Task requirements: Copy every entry exactly as given, minus the images.
========
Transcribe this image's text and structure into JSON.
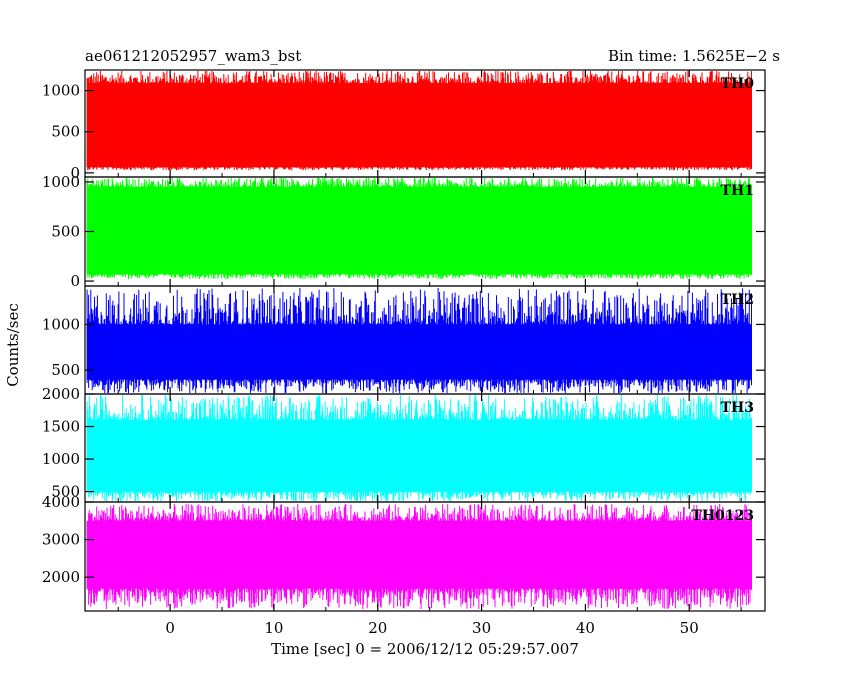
{
  "header": {
    "title": "ae061212052957_wam3_bst",
    "bin_time": "Bin time: 1.5625E−2 s"
  },
  "chart_data": {
    "type": "line",
    "xlabel": "Time [sec] 0 = 2006/12/12 05:29:57.007",
    "ylabel": "Counts/sec",
    "xlim": [
      -8.2,
      57.3
    ],
    "data_x_range": [
      -8,
      56
    ],
    "x_ticks": [
      0,
      10,
      20,
      30,
      40,
      50
    ],
    "grid": false,
    "panels": [
      {
        "name": "TH0",
        "color": "#ff0000",
        "ylim": [
          -50,
          1250
        ],
        "y_ticks": [
          0,
          500,
          1000
        ],
        "y_tick_labels": [
          "0",
          "500",
          "1000"
        ],
        "baseline": 600,
        "noise_low": 70,
        "noise_high": 1090,
        "peak_max": 1250,
        "peak_min": 30
      },
      {
        "name": "TH1",
        "color": "#00ff00",
        "ylim": [
          -50,
          1050
        ],
        "y_ticks": [
          0,
          500,
          1000
        ],
        "y_tick_labels": [
          "0",
          "500",
          "1000"
        ],
        "baseline": 500,
        "noise_low": 70,
        "noise_high": 950,
        "peak_max": 1050,
        "peak_min": 20
      },
      {
        "name": "TH2",
        "color": "#0000ff",
        "ylim": [
          240,
          1420
        ],
        "y_ticks": [
          500,
          1000
        ],
        "y_tick_labels": [
          "500",
          "1000"
        ],
        "baseline": 720,
        "noise_low": 400,
        "noise_high": 1000,
        "peak_max": 1400,
        "peak_min": 240
      },
      {
        "name": "TH3",
        "color": "#00ffff",
        "ylim": [
          340,
          2000
        ],
        "y_ticks": [
          500,
          1000,
          1500,
          2000
        ],
        "y_tick_labels": [
          "500",
          "1000",
          "1500",
          "2000"
        ],
        "baseline": 1100,
        "noise_low": 500,
        "noise_high": 1600,
        "peak_max": 2000,
        "peak_min": 340
      },
      {
        "name": "TH0123",
        "color": "#ff00ff",
        "ylim": [
          1100,
          4000
        ],
        "y_ticks": [
          2000,
          3000,
          4000
        ],
        "y_tick_labels": [
          "2000",
          "3000",
          "4000"
        ],
        "baseline": 2650,
        "noise_low": 1700,
        "noise_high": 3500,
        "peak_max": 3950,
        "peak_min": 1150
      }
    ]
  }
}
========
Full response:
Transcribe this image's text and structure into JSON.
{
  "header": {
    "title": "ae061212052957_wam3_bst",
    "bin_time": "Bin time: 1.5625E−2 s"
  },
  "chart_data": {
    "type": "line",
    "xlabel": "Time [sec] 0 = 2006/12/12 05:29:57.007",
    "ylabel": "Counts/sec",
    "xlim": [
      -8.2,
      57.3
    ],
    "data_x_range": [
      -8,
      56
    ],
    "x_ticks": [
      0,
      10,
      20,
      30,
      40,
      50
    ],
    "grid": false,
    "panels": [
      {
        "name": "TH0",
        "color": "#ff0000",
        "ylim": [
          -50,
          1250
        ],
        "y_ticks": [
          0,
          500,
          1000
        ],
        "y_tick_labels": [
          "0",
          "500",
          "1000"
        ],
        "baseline": 600,
        "noise_low": 70,
        "noise_high": 1090,
        "peak_max": 1250,
        "peak_min": 30
      },
      {
        "name": "TH1",
        "color": "#00ff00",
        "ylim": [
          -50,
          1050
        ],
        "y_ticks": [
          0,
          500,
          1000
        ],
        "y_tick_labels": [
          "0",
          "500",
          "1000"
        ],
        "baseline": 500,
        "noise_low": 70,
        "noise_high": 950,
        "peak_max": 1050,
        "peak_min": 20
      },
      {
        "name": "TH2",
        "color": "#0000ff",
        "ylim": [
          240,
          1420
        ],
        "y_ticks": [
          500,
          1000
        ],
        "y_tick_labels": [
          "500",
          "1000"
        ],
        "baseline": 720,
        "noise_low": 400,
        "noise_high": 1000,
        "peak_max": 1400,
        "peak_min": 240
      },
      {
        "name": "TH3",
        "color": "#00ffff",
        "ylim": [
          340,
          2000
        ],
        "y_ticks": [
          500,
          1000,
          1500,
          2000
        ],
        "y_tick_labels": [
          "500",
          "1000",
          "1500",
          "2000"
        ],
        "baseline": 1100,
        "noise_low": 500,
        "noise_high": 1600,
        "peak_max": 2000,
        "peak_min": 340
      },
      {
        "name": "TH0123",
        "color": "#ff00ff",
        "ylim": [
          1100,
          4000
        ],
        "y_ticks": [
          2000,
          3000,
          4000
        ],
        "y_tick_labels": [
          "2000",
          "3000",
          "4000"
        ],
        "baseline": 2650,
        "noise_low": 1700,
        "noise_high": 3500,
        "peak_max": 3950,
        "peak_min": 1150
      }
    ]
  }
}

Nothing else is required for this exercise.